-- Start Extracted records --

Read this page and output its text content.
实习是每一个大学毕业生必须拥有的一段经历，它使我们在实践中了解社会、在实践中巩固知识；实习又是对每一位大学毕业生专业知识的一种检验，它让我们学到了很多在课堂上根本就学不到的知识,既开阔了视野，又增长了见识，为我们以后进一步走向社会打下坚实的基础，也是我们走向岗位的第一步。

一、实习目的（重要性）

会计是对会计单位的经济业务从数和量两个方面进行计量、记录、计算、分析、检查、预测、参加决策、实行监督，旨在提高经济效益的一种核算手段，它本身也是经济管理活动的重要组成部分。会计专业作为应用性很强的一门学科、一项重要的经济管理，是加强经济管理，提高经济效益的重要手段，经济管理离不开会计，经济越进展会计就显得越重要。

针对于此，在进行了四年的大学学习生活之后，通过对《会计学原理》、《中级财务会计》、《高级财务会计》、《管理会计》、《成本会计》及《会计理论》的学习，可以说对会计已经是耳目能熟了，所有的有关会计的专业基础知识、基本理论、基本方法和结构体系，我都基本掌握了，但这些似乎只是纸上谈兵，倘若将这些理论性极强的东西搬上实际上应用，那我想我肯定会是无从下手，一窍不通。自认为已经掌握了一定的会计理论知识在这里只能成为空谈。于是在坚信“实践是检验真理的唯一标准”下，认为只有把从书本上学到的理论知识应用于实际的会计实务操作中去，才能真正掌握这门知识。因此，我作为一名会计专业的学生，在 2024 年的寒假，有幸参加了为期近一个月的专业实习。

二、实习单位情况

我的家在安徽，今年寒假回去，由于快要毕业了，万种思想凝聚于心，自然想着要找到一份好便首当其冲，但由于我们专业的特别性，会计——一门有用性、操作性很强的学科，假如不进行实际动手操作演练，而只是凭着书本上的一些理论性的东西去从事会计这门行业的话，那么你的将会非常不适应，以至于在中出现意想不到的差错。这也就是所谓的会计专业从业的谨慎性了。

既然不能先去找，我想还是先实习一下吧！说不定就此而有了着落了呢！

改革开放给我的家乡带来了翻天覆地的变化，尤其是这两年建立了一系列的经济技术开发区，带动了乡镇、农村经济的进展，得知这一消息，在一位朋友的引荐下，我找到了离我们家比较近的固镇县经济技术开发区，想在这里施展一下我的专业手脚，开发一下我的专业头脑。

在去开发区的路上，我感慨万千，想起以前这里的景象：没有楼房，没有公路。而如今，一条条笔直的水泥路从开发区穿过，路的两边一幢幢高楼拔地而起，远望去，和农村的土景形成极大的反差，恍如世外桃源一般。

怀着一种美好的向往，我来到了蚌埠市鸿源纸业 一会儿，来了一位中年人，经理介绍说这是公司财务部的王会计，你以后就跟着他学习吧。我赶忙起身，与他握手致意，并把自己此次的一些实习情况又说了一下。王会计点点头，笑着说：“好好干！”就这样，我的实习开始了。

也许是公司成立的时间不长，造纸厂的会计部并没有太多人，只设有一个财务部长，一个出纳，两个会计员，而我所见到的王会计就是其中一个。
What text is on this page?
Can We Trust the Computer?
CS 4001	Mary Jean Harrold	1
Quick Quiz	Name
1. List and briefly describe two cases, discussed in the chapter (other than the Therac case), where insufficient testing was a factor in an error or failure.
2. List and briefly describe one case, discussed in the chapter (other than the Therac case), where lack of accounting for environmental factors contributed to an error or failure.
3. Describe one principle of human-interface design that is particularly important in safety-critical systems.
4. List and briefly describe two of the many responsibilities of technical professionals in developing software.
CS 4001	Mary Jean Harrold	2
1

-- End Extracted records --

→ **Exercise details**:
Select all lines with the word "case" from the entries above.

→ **Exercise result**:
1. List and briefly describe two cases, discussed in the chapter (other than the Therac case), where insufficient testing was a factor in an error or failure.
2. List and briefly describe one case, discussed in the chapter (other than the Therac case), where lack of accounting for environmental factors contributed to an error or failure.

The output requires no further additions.